> _Task description_: Please reproduce each of the rows below word for word.

> _Data supplied_:

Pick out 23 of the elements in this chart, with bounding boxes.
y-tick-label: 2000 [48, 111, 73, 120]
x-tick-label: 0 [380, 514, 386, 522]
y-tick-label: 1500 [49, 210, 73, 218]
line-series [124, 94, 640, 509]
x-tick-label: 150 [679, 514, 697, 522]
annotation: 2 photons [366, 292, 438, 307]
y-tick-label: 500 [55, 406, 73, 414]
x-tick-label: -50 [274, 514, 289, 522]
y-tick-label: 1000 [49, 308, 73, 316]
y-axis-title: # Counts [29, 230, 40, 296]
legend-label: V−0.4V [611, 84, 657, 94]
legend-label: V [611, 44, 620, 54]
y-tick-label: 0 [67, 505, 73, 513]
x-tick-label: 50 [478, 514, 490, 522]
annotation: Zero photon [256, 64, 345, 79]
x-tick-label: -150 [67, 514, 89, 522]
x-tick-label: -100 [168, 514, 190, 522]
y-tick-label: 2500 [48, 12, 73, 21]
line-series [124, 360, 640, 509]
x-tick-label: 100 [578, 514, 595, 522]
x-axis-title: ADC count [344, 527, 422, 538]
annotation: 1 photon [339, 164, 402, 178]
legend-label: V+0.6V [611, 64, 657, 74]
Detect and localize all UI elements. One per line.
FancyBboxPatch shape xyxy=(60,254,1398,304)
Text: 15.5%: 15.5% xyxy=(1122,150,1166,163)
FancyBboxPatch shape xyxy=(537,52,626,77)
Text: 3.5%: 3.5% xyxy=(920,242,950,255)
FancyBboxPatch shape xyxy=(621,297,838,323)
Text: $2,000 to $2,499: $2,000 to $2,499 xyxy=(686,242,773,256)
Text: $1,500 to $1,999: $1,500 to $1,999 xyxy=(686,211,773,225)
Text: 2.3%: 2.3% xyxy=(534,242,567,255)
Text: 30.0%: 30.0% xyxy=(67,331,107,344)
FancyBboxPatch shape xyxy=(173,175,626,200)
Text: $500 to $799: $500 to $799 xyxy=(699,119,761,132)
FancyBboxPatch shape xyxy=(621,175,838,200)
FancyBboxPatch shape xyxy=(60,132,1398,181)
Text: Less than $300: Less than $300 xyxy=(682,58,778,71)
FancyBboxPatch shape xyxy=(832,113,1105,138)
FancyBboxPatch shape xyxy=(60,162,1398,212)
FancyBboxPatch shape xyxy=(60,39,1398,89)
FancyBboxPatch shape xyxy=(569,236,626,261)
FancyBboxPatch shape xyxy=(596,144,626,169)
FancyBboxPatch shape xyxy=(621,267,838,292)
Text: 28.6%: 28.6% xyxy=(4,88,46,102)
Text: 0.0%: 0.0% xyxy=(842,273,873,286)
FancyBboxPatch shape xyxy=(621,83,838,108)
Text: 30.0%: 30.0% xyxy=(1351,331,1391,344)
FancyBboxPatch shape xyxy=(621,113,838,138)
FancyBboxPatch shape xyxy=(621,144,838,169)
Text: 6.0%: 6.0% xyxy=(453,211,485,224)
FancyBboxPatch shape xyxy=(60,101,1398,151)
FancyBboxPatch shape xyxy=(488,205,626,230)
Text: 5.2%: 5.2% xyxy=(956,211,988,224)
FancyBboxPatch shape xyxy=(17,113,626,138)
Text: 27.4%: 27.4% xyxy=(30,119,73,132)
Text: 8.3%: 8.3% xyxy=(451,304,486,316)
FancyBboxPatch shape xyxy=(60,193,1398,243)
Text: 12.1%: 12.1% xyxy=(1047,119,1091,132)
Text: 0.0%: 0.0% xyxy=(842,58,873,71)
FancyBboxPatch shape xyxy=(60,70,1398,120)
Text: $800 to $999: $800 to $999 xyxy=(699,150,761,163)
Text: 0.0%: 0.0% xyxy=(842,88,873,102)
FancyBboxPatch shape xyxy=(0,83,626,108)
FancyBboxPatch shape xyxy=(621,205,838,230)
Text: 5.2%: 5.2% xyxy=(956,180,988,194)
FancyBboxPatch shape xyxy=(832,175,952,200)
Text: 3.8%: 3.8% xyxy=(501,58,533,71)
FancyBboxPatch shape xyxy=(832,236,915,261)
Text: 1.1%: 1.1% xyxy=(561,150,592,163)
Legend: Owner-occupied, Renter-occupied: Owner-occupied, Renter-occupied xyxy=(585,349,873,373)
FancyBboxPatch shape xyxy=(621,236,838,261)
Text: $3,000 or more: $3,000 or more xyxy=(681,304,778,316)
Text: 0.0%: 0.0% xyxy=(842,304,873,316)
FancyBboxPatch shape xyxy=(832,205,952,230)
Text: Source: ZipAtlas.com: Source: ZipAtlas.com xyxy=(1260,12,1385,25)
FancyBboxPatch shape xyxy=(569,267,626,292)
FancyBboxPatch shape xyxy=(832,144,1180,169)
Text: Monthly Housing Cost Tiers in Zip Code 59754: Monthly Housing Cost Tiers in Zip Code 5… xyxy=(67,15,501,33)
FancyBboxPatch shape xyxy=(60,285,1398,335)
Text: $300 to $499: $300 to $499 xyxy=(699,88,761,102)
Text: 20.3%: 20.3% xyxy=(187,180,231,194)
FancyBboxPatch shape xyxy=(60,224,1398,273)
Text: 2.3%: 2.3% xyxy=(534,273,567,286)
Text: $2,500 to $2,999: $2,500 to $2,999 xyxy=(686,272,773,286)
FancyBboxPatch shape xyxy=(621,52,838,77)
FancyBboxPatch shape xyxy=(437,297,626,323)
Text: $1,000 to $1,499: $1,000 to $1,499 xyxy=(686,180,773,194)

> _Result for this task_:
Pick out 23 of the elements in this chart, with bounding boxes.
y-tick-label: 2000 [48, 111, 73, 120]
x-tick-label: 0 [380, 514, 386, 522]
y-tick-label: 1500 [49, 210, 73, 218]
line-series [124, 94, 640, 509]
x-tick-label: 150 [679, 514, 697, 522]
annotation: 2 photons [366, 292, 438, 307]
y-tick-label: 500 [55, 406, 73, 414]
x-tick-label: -50 [274, 514, 289, 522]
y-tick-label: 1000 [49, 308, 73, 316]
y-axis-title: # Counts [29, 230, 40, 296]
legend-label: V−0.4V [611, 84, 657, 94]
legend-label: V [611, 44, 620, 54]
y-tick-label: 0 [67, 505, 73, 513]
x-tick-label: 50 [478, 514, 490, 522]
annotation: Zero photon [256, 64, 345, 79]
x-tick-label: -150 [67, 514, 89, 522]
x-tick-label: -100 [168, 514, 190, 522]
y-tick-label: 2500 [48, 12, 73, 21]
line-series [124, 360, 640, 509]
x-tick-label: 100 [578, 514, 595, 522]
x-axis-title: ADC count [344, 527, 422, 538]
annotation: 1 photon [339, 164, 402, 178]
legend-label: V+0.6V [611, 64, 657, 74]
Detect and localize all UI elements. One per line.
FancyBboxPatch shape xyxy=(60,254,1398,304)
Text: 15.5%: 15.5% xyxy=(1122,150,1166,163)
FancyBboxPatch shape xyxy=(537,52,626,77)
Text: 3.5%: 3.5% xyxy=(920,242,950,255)
FancyBboxPatch shape xyxy=(621,297,838,323)
Text: $2,000 to $2,499: $2,000 to $2,499 xyxy=(686,242,773,256)
Text: $1,500 to $1,999: $1,500 to $1,999 xyxy=(686,211,773,225)
Text: 2.3%: 2.3% xyxy=(534,242,567,255)
Text: 30.0%: 30.0% xyxy=(67,331,107,344)
FancyBboxPatch shape xyxy=(173,175,626,200)
Text: $500 to $799: $500 to $799 xyxy=(699,119,761,132)
FancyBboxPatch shape xyxy=(621,175,838,200)
FancyBboxPatch shape xyxy=(60,132,1398,181)
Text: Less than $300: Less than $300 xyxy=(682,58,778,71)
FancyBboxPatch shape xyxy=(832,113,1105,138)
FancyBboxPatch shape xyxy=(60,162,1398,212)
FancyBboxPatch shape xyxy=(60,39,1398,89)
FancyBboxPatch shape xyxy=(569,236,626,261)
FancyBboxPatch shape xyxy=(596,144,626,169)
FancyBboxPatch shape xyxy=(621,267,838,292)
Text: 28.6%: 28.6% xyxy=(4,88,46,102)
Text: 0.0%: 0.0% xyxy=(842,273,873,286)
FancyBboxPatch shape xyxy=(621,83,838,108)
Text: 30.0%: 30.0% xyxy=(1351,331,1391,344)
FancyBboxPatch shape xyxy=(621,113,838,138)
FancyBboxPatch shape xyxy=(621,144,838,169)
Text: 6.0%: 6.0% xyxy=(453,211,485,224)
FancyBboxPatch shape xyxy=(60,101,1398,151)
FancyBboxPatch shape xyxy=(488,205,626,230)
Text: 5.2%: 5.2% xyxy=(956,211,988,224)
FancyBboxPatch shape xyxy=(17,113,626,138)
Text: 27.4%: 27.4% xyxy=(30,119,73,132)
Text: 8.3%: 8.3% xyxy=(451,304,486,316)
FancyBboxPatch shape xyxy=(60,193,1398,243)
Text: 12.1%: 12.1% xyxy=(1047,119,1091,132)
Text: 0.0%: 0.0% xyxy=(842,58,873,71)
FancyBboxPatch shape xyxy=(60,70,1398,120)
Text: $800 to $999: $800 to $999 xyxy=(699,150,761,163)
Text: 0.0%: 0.0% xyxy=(842,88,873,102)
FancyBboxPatch shape xyxy=(0,83,626,108)
FancyBboxPatch shape xyxy=(621,205,838,230)
Text: 5.2%: 5.2% xyxy=(956,180,988,194)
FancyBboxPatch shape xyxy=(832,175,952,200)
Text: 3.8%: 3.8% xyxy=(501,58,533,71)
FancyBboxPatch shape xyxy=(832,236,915,261)
Text: 1.1%: 1.1% xyxy=(561,150,592,163)
Legend: Owner-occupied, Renter-occupied: Owner-occupied, Renter-occupied xyxy=(585,349,873,373)
FancyBboxPatch shape xyxy=(621,236,838,261)
Text: $3,000 or more: $3,000 or more xyxy=(681,304,778,316)
Text: 0.0%: 0.0% xyxy=(842,304,873,316)
FancyBboxPatch shape xyxy=(832,205,952,230)
Text: Source: ZipAtlas.com: Source: ZipAtlas.com xyxy=(1260,12,1385,25)
FancyBboxPatch shape xyxy=(569,267,626,292)
FancyBboxPatch shape xyxy=(832,144,1180,169)
Text: Monthly Housing Cost Tiers in Zip Code 59754: Monthly Housing Cost Tiers in Zip Code 5… xyxy=(67,15,501,33)
FancyBboxPatch shape xyxy=(60,285,1398,335)
Text: $300 to $499: $300 to $499 xyxy=(699,88,761,102)
Text: 20.3%: 20.3% xyxy=(187,180,231,194)
FancyBboxPatch shape xyxy=(60,224,1398,273)
Text: 2.3%: 2.3% xyxy=(534,273,567,286)
Text: $2,500 to $2,999: $2,500 to $2,999 xyxy=(686,272,773,286)
FancyBboxPatch shape xyxy=(621,52,838,77)
FancyBboxPatch shape xyxy=(437,297,626,323)
Text: $1,000 to $1,499: $1,000 to $1,499 xyxy=(686,180,773,194)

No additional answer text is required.